## WHAT TO DO
Filter this material down to the lines that hold "basis", copying each one.

[Stored data]
* BEGIN *

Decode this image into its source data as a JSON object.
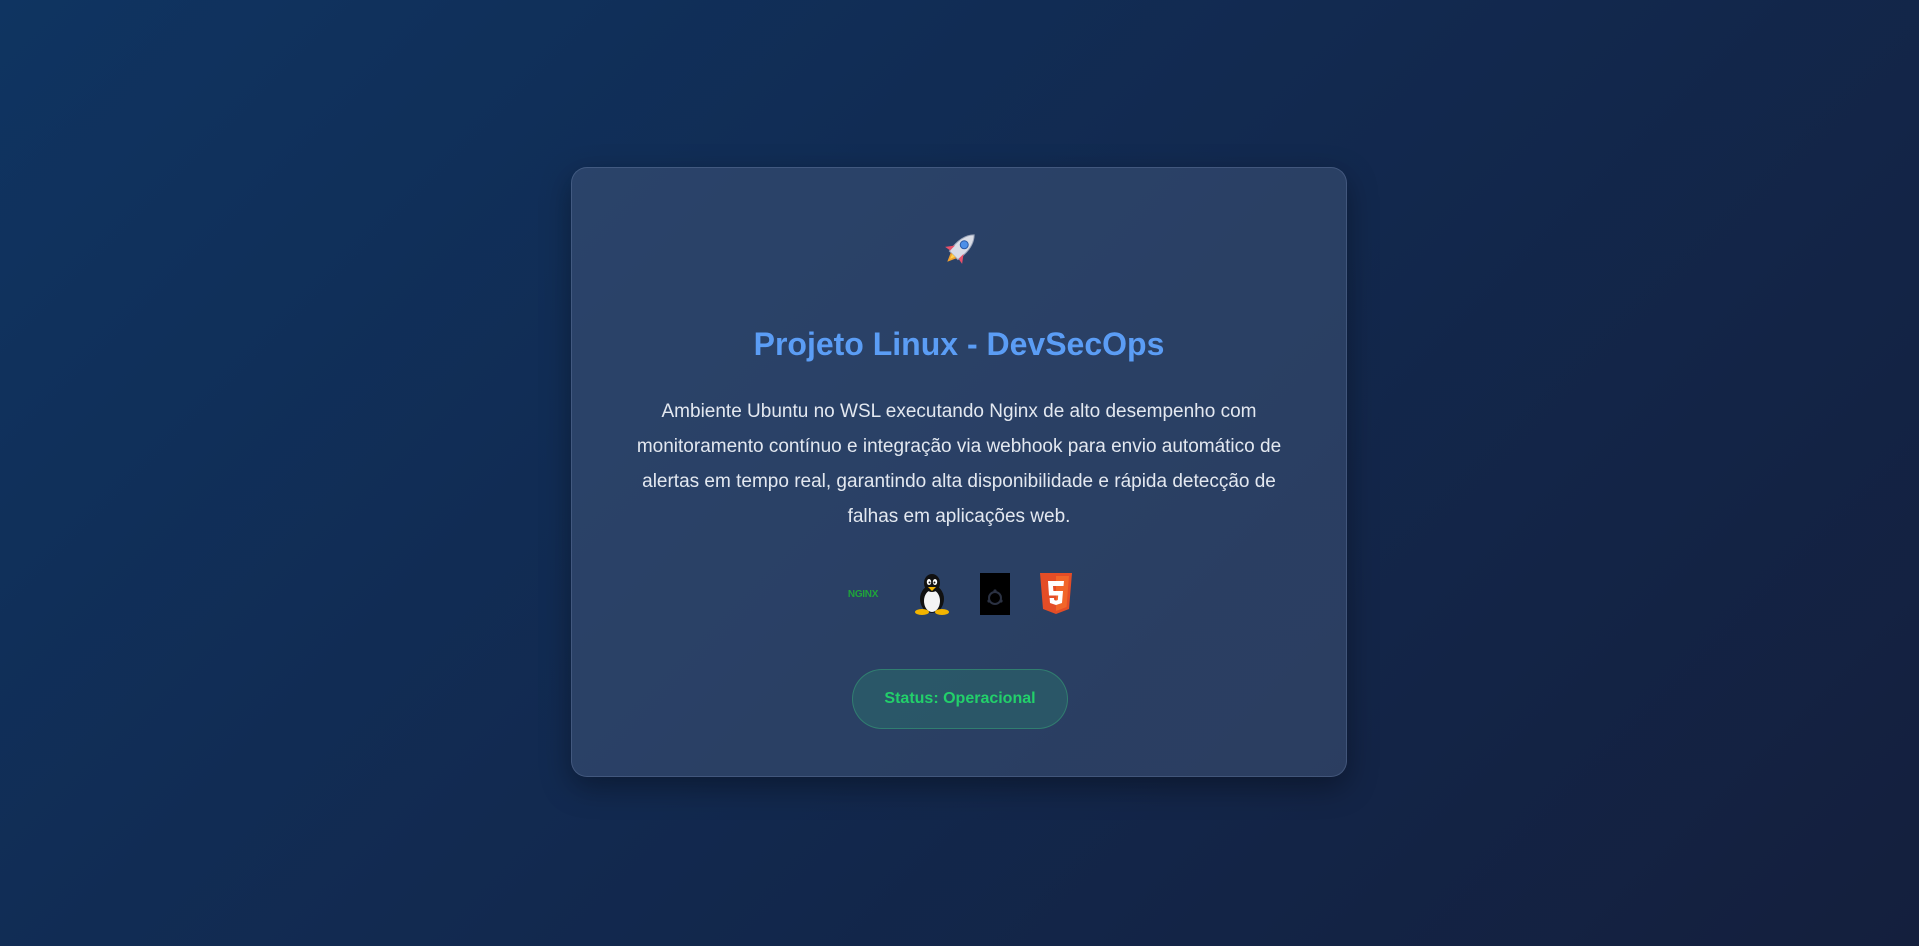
{
  "card": {
    "icon": "rocket-icon",
    "title": "Projeto Linux - DevSecOps",
    "description": "Ambiente Ubuntu no WSL executando Nginx de alto desempenho com monitoramento contínuo e integração via webhook para envio automático de alertas em tempo real, garantindo alta disponibilidade e rápida detecção de falhas em aplicações web.",
    "tech_logos": {
      "nginx": {
        "icon": "nginx-logo-icon",
        "label": "NGINX"
      },
      "linux": {
        "icon": "linux-tux-icon"
      },
      "ubuntu": {
        "icon": "ubuntu-logo-icon"
      },
      "html5": {
        "icon": "html5-logo-icon"
      }
    },
    "status_label": "Status: Operacional"
  },
  "colors": {
    "title": "#5b9df5",
    "status_text": "#22d06a",
    "background_start": "#0f3461",
    "background_end": "#141f3d"
  }
}
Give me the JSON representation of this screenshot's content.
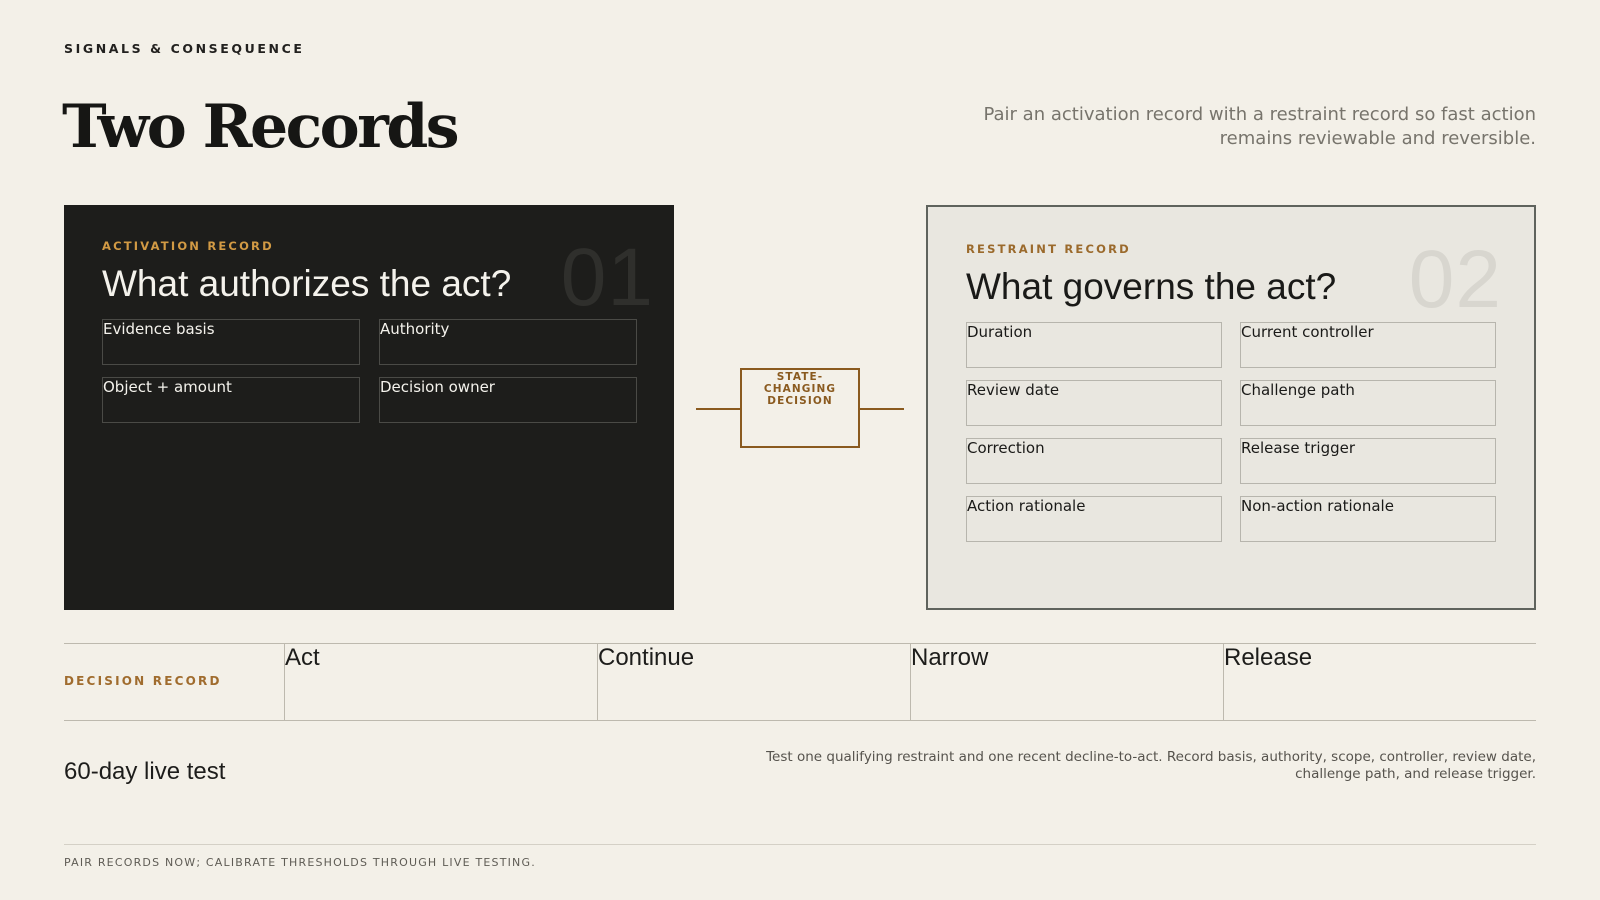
{
  "header": {
    "kicker": "SIGNALS & CONSEQUENCE",
    "title": "Two Records",
    "lede": "Pair an activation record with a restraint record so fast action remains reviewable and reversible."
  },
  "activation": {
    "label": "ACTIVATION RECORD",
    "number": "01",
    "question": "What authorizes the act?",
    "fields": [
      "Evidence basis",
      "Authority",
      "Object + amount",
      "Decision owner"
    ]
  },
  "connector": {
    "label": "STATE-CHANGING DECISION"
  },
  "restraint": {
    "label": "RESTRAINT RECORD",
    "number": "02",
    "question": "What governs the act?",
    "fields": [
      "Duration",
      "Current controller",
      "Review date",
      "Challenge path",
      "Correction",
      "Release trigger",
      "Action rationale",
      "Non-action rationale"
    ]
  },
  "decision": {
    "label": "DECISION RECORD",
    "options": [
      "Act",
      "Continue",
      "Narrow",
      "Release"
    ]
  },
  "test": {
    "label": "60-day live test",
    "body": "Test one qualifying restraint and one recent decline-to-act. Record basis, authority, scope, controller, review date, challenge path, and release trigger."
  },
  "footer": {
    "note": "PAIR RECORDS NOW; CALIBRATE THRESHOLDS THROUGH LIVE TESTING."
  },
  "colors": {
    "background": "#f3f0e8",
    "dark_card": "#1d1d1b",
    "light_card": "#e9e7e0",
    "accent": "#8a5a1f",
    "label_gold": "#d29a44"
  }
}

* END *

## ANSWER IN FULL
      "Evidence basis",
    "body": "Test one qualifying restraint and one recent decline-to-act. Record basis, authority, scope, controller, review date, challenge path, and release trigger."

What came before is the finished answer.